→ Written instruction: Transcribe the data in full and exactly, omitting any pictures.

→ Provided entries:
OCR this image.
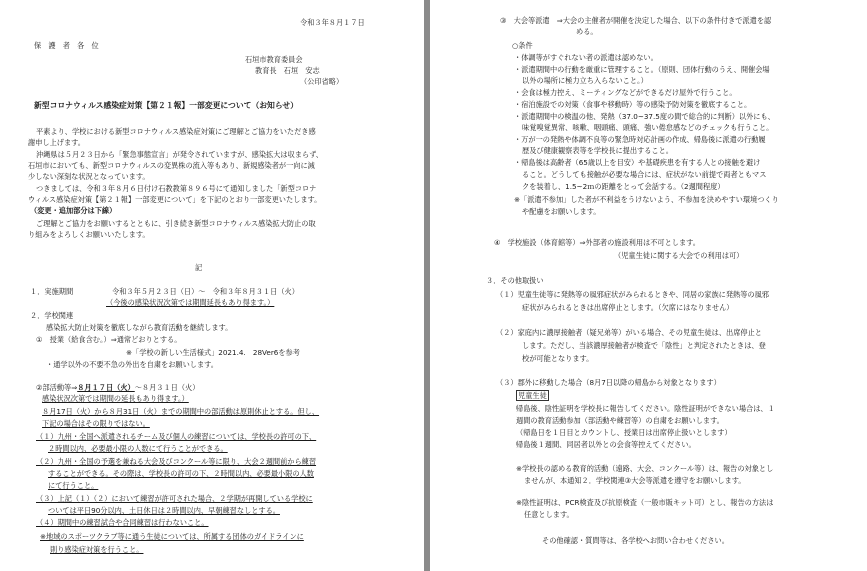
令和３年８月１７日
保　護　者　各　位
石垣市教育委員会
教育長　石垣　安志
（公印省略）
新型コロナウィルス感染症対策【第２１報】一部変更について（お知らせ）
平素より、学校における新型コロナウィルス感染症対策にご理解とご協力をいただき感
謝申し上げます。
沖縄県は５月２３日から「緊急事態宣言」が発令されていますが、感染拡大は収まらず、
石垣市においても、新型コロナウィルスの変異株の流入等もあり、新規感染者が一向に減
少しない深刻な状況となっています。
つきましては、令和３年８月６日付け石教教第８９６号にて通知しました「新型コロナ
ウィルス感染症対策【第２１報】一部変更について」を下記のとおり一部変更いたします。
（変更・追加部分は下線）
ご理解とご協力をお願いするとともに、引き続き新型コロナウィルス感染拡大防止の取
り組みをよろしくお願いいたします。
記
１．実施期間	令和３年５月２３日（日）～　令和３年８月３１日（火）
（今後の感染状況次第では期間延長もあり得ます。）
２．学校関連
感染拡大防止対策を徹底しながら教育活動を継続します。
①　授業（給食含む。）⇒通常どおりとする。
※「学校の新しい生活様式」2021.4.　28Ver6を参考
・通学以外の不要不急の外出を自粛をお願いします。
②部活動等⇒８月１７日（火）～８月３１日（火）
感染状況次第では期間の延長もあり得ます。）
８月17日（火）から８月31日（火）までの期間中の部活動は原則休止とする。但し、
下記の場合はその限りではない。
（１）九州・全国へ派遣されるチーム及び個人の練習については、学校長の許可の下、
２時間以内、必要最小限の人数にて行うことができる。
（２）九州・全国の予選を兼ねる大会及びコンクール等に限り、大会２週間前から練習
することができる。その際は、学校長の許可の下、２時間以内、必要最小限の人数
にて行うこと。
（３）上記（１）（２）において練習が許可された場合、２学期が再開している学校に
ついては平日90分以内、土日休日は２時間以内、早朝練習なしとする。
（４）期間中の練習試合や合同練習は行わないこと。
※地域のスポーツクラブ等に通う生徒については、所属する団体のガイドラインに
則り感染症対策を行うこと。
③　大会等派遣　⇒大会の主催者が開催を決定した場合、以下の条件付きで派遣を認
める。
○条件
・体調等がすぐれない者の派遣は認めない。
・派遣期間中の行動を厳重に管理すること。（原則、団体行動のうえ、開催会場
以外の場所に極力立ち入らないこと。）
・会食は極力控え、ミーティングなどができるだけ屋外で行うこと。
・宿泊施設での対策（食事や移動時）等の感染予防対策を徹底すること。
・派遣期間中の検温の他、発熱（37.0~37.5度の間で総合的に判断）以外にも、
味覚嗅覚異常、咳嗽、咽頭痛、頭痛、強い倦怠感などのチェックも行うこと。
・万が一の発熱や体調不良等の緊急時対応計画の作成、帰島後に派遣の行動履
歴及び健康観察表等を学校長に提出すること。
・帰島後は高齢者（65歳以上を目安）や基礎疾患を有する人との接触を避け
ること。どうしても接触が必要な場合には、症状がない前提で両者ともマス
クを装着し、1.5~2ｍの距離をとって会話する。（2週間程度）
※「派遣不参加」した者が不利益をうけないよう、不参加を決めやすい環境つくり
や配慮をお願いします。
④　学校施設（体育館等）⇒外部者の施設利用は不可とします。
（児童生徒に関する大会での利用は可）
３．その他取扱い
（１）児童生徒等に発熱等の風邪症状がみられるときや、同居の家族に発熱等の風邪
症状がみられるときは出席停止とします。（欠席にはなりません）
（２）家庭内に濃厚接触者（疑兄弟等）がいる場合、その児童生徒は、出席停止と
します。ただし、当該濃厚接触者が検査で「陰性」と判定されたときは、登
校が可能となります。
（３）郡外に移動した場合（8月7日以降の帰島から対象となります）
児童生徒
帰島後、陰性証明を学校長に報告してください。陰性証明ができない場合は、１
週間の教育活動参加（部活動や練習等）の自粛をお願いします。
（帰島日を１日目とカウントし、授業日は出席停止扱いとします）
帰島後１週間、同居者以外との会食等控えてください。
※学校長の認める教育的活動（遠路、大会、コンクール等）は、報告の対象とし
ませんが、本通知２．学校関連③大会等派遣を遵守をお願いします。
※陰性証明は、PCR検査及び抗原検査（一般市販キット可）とし、報告の方法は
任意とします。
その他確認・質問等は、各学校へお問い合わせください。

→ Output:
OCR this image.
令和３年８月１７日
保　護　者　各　位
石垣市教育委員会
教育長　石垣　安志
（公印省略）
新型コロナウィルス感染症対策【第２１報】一部変更について（お知らせ）
平素より、学校における新型コロナウィルス感染症対策にご理解とご協力をいただき感
謝申し上げます。
沖縄県は５月２３日から「緊急事態宣言」が発令されていますが、感染拡大は収まらず、
石垣市においても、新型コロナウィルスの変異株の流入等もあり、新規感染者が一向に減
少しない深刻な状況となっています。
つきましては、令和３年８月６日付け石教教第８９６号にて通知しました「新型コロナ
ウィルス感染症対策【第２１報】一部変更について」を下記のとおり一部変更いたします。
（変更・追加部分は下線）
ご理解とご協力をお願いするとともに、引き続き新型コロナウィルス感染拡大防止の取
り組みをよろしくお願いいたします。
記
１．実施期間	令和３年５月２３日（日）～　令和３年８月３１日（火）
（今後の感染状況次第では期間延長もあり得ます。）
２．学校関連
感染拡大防止対策を徹底しながら教育活動を継続します。
①　授業（給食含む。）⇒通常どおりとする。
※「学校の新しい生活様式」2021.4.　28Ver6を参考
・通学以外の不要不急の外出を自粛をお願いします。
②部活動等⇒８月１７日（火）～８月３１日（火）
感染状況次第では期間の延長もあり得ます。）
８月17日（火）から８月31日（火）までの期間中の部活動は原則休止とする。但し、
下記の場合はその限りではない。
（１）九州・全国へ派遣されるチーム及び個人の練習については、学校長の許可の下、
２時間以内、必要最小限の人数にて行うことができる。
（２）九州・全国の予選を兼ねる大会及びコンクール等に限り、大会２週間前から練習
することができる。その際は、学校長の許可の下、２時間以内、必要最小限の人数
にて行うこと。
（３）上記（１）（２）において練習が許可された場合、２学期が再開している学校に
ついては平日90分以内、土日休日は２時間以内、早朝練習なしとする。
（４）期間中の練習試合や合同練習は行わないこと。
※地域のスポーツクラブ等に通う生徒については、所属する団体のガイドラインに
則り感染症対策を行うこと。
③　大会等派遣　⇒大会の主催者が開催を決定した場合、以下の条件付きで派遣を認
める。
○条件
・体調等がすぐれない者の派遣は認めない。
・派遣期間中の行動を厳重に管理すること。（原則、団体行動のうえ、開催会場
以外の場所に極力立ち入らないこと。）
・会食は極力控え、ミーティングなどができるだけ屋外で行うこと。
・宿泊施設での対策（食事や移動時）等の感染予防対策を徹底すること。
・派遣期間中の検温の他、発熱（37.0~37.5度の間で総合的に判断）以外にも、
味覚嗅覚異常、咳嗽、咽頭痛、頭痛、強い倦怠感などのチェックも行うこと。
・万が一の発熱や体調不良等の緊急時対応計画の作成、帰島後に派遣の行動履
歴及び健康観察表等を学校長に提出すること。
・帰島後は高齢者（65歳以上を目安）や基礎疾患を有する人との接触を避け
ること。どうしても接触が必要な場合には、症状がない前提で両者ともマス
クを装着し、1.5~2ｍの距離をとって会話する。（2週間程度）
※「派遣不参加」した者が不利益をうけないよう、不参加を決めやすい環境つくり
や配慮をお願いします。
④　学校施設（体育館等）⇒外部者の施設利用は不可とします。
（児童生徒に関する大会での利用は可）
３．その他取扱い
（１）児童生徒等に発熱等の風邪症状がみられるときや、同居の家族に発熱等の風邪
症状がみられるときは出席停止とします。（欠席にはなりません）
（２）家庭内に濃厚接触者（疑兄弟等）がいる場合、その児童生徒は、出席停止と
します。ただし、当該濃厚接触者が検査で「陰性」と判定されたときは、登
校が可能となります。
（３）郡外に移動した場合（8月7日以降の帰島から対象となります）
児童生徒
帰島後、陰性証明を学校長に報告してください。陰性証明ができない場合は、１
週間の教育活動参加（部活動や練習等）の自粛をお願いします。
（帰島日を１日目とカウントし、授業日は出席停止扱いとします）
帰島後１週間、同居者以外との会食等控えてください。
※学校長の認める教育的活動（遠路、大会、コンクール等）は、報告の対象とし
ませんが、本通知２．学校関連③大会等派遣を遵守をお願いします。
※陰性証明は、PCR検査及び抗原検査（一般市販キット可）とし、報告の方法は
任意とします。
その他確認・質問等は、各学校へお問い合わせください。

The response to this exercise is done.